Write out the entries again exactly as they are given.

[Structured figure records]
+ + +
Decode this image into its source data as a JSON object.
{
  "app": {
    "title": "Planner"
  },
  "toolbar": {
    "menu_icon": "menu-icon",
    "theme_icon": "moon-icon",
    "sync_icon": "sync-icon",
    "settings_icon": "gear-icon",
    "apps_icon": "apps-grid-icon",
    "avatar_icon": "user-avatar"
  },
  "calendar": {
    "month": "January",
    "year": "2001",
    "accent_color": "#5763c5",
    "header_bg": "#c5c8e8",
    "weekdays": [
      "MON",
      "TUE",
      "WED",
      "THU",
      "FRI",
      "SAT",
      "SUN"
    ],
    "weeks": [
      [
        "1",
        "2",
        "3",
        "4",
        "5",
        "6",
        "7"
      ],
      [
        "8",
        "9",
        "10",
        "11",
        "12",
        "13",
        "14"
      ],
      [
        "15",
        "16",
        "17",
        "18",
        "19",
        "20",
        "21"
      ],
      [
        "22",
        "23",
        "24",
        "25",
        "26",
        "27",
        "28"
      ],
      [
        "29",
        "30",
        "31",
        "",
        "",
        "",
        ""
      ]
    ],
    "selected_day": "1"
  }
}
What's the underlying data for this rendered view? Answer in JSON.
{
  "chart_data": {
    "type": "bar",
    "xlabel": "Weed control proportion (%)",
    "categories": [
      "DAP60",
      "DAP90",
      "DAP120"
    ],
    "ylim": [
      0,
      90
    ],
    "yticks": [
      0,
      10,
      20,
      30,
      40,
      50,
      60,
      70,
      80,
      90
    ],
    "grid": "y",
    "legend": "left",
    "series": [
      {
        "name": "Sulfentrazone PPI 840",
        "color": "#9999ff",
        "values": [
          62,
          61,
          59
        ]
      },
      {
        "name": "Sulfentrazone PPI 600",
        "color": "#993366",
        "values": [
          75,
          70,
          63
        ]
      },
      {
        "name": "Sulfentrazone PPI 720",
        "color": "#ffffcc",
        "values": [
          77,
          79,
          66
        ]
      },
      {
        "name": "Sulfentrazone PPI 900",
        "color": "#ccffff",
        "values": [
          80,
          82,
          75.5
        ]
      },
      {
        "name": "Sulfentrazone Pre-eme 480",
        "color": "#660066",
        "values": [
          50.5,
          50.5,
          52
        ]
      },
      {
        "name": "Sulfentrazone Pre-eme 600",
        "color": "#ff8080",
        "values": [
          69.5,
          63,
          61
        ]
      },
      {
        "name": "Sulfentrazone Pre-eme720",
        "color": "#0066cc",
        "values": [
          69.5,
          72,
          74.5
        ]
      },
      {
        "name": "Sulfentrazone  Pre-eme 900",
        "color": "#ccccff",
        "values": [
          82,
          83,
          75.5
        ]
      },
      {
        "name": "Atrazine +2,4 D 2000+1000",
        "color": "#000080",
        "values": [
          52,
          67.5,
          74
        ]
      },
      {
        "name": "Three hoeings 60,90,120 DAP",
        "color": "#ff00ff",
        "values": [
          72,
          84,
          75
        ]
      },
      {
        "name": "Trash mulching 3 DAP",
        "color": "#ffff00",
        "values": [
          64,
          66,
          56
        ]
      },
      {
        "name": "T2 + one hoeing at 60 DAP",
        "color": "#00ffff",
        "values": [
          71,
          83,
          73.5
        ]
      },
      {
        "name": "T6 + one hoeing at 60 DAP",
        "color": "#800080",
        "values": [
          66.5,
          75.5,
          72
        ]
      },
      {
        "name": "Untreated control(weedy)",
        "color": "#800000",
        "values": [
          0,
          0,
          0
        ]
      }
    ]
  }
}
+ + +
#### COMPLETE RESPONSE:
Decode this image into its source data as a JSON object.
{
  "app": {
    "title": "Planner"
  },
  "toolbar": {
    "menu_icon": "menu-icon",
    "theme_icon": "moon-icon",
    "sync_icon": "sync-icon",
    "settings_icon": "gear-icon",
    "apps_icon": "apps-grid-icon",
    "avatar_icon": "user-avatar"
  },
  "calendar": {
    "month": "January",
    "year": "2001",
    "accent_color": "#5763c5",
    "header_bg": "#c5c8e8",
    "weekdays": [
      "MON",
      "TUE",
      "WED",
      "THU",
      "FRI",
      "SAT",
      "SUN"
    ],
    "weeks": [
      [
        "1",
        "2",
        "3",
        "4",
        "5",
        "6",
        "7"
      ],
      [
        "8",
        "9",
        "10",
        "11",
        "12",
        "13",
        "14"
      ],
      [
        "15",
        "16",
        "17",
        "18",
        "19",
        "20",
        "21"
      ],
      [
        "22",
        "23",
        "24",
        "25",
        "26",
        "27",
        "28"
      ],
      [
        "29",
        "30",
        "31",
        "",
        "",
        "",
        ""
      ]
    ],
    "selected_day": "1"
  }
}
What's the underlying data for this rendered view? Answer in JSON.
{
  "chart_data": {
    "type": "bar",
    "xlabel": "Weed control proportion (%)",
    "categories": [
      "DAP60",
      "DAP90",
      "DAP120"
    ],
    "ylim": [
      0,
      90
    ],
    "yticks": [
      0,
      10,
      20,
      30,
      40,
      50,
      60,
      70,
      80,
      90
    ],
    "grid": "y",
    "legend": "left",
    "series": [
      {
        "name": "Sulfentrazone PPI 840",
        "color": "#9999ff",
        "values": [
          62,
          61,
          59
        ]
      },
      {
        "name": "Sulfentrazone PPI 600",
        "color": "#993366",
        "values": [
          75,
          70,
          63
        ]
      },
      {
        "name": "Sulfentrazone PPI 720",
        "color": "#ffffcc",
        "values": [
          77,
          79,
          66
        ]
      },
      {
        "name": "Sulfentrazone PPI 900",
        "color": "#ccffff",
        "values": [
          80,
          82,
          75.5
        ]
      },
      {
        "name": "Sulfentrazone Pre-eme 480",
        "color": "#660066",
        "values": [
          50.5,
          50.5,
          52
        ]
      },
      {
        "name": "Sulfentrazone Pre-eme 600",
        "color": "#ff8080",
        "values": [
          69.5,
          63,
          61
        ]
      },
      {
        "name": "Sulfentrazone Pre-eme720",
        "color": "#0066cc",
        "values": [
          69.5,
          72,
          74.5
        ]
      },
      {
        "name": "Sulfentrazone  Pre-eme 900",
        "color": "#ccccff",
        "values": [
          82,
          83,
          75.5
        ]
      },
      {
        "name": "Atrazine +2,4 D 2000+1000",
        "color": "#000080",
        "values": [
          52,
          67.5,
          74
        ]
      },
      {
        "name": "Three hoeings 60,90,120 DAP",
        "color": "#ff00ff",
        "values": [
          72,
          84,
          75
        ]
      },
      {
        "name": "Trash mulching 3 DAP",
        "color": "#ffff00",
        "values": [
          64,
          66,
          56
        ]
      },
      {
        "name": "T2 + one hoeing at 60 DAP",
        "color": "#00ffff",
        "values": [
          71,
          83,
          73.5
        ]
      },
      {
        "name": "T6 + one hoeing at 60 DAP",
        "color": "#800080",
        "values": [
          66.5,
          75.5,
          72
        ]
      },
      {
        "name": "Untreated control(weedy)",
        "color": "#800000",
        "values": [
          0,
          0,
          0
        ]
      }
    ]
  }
}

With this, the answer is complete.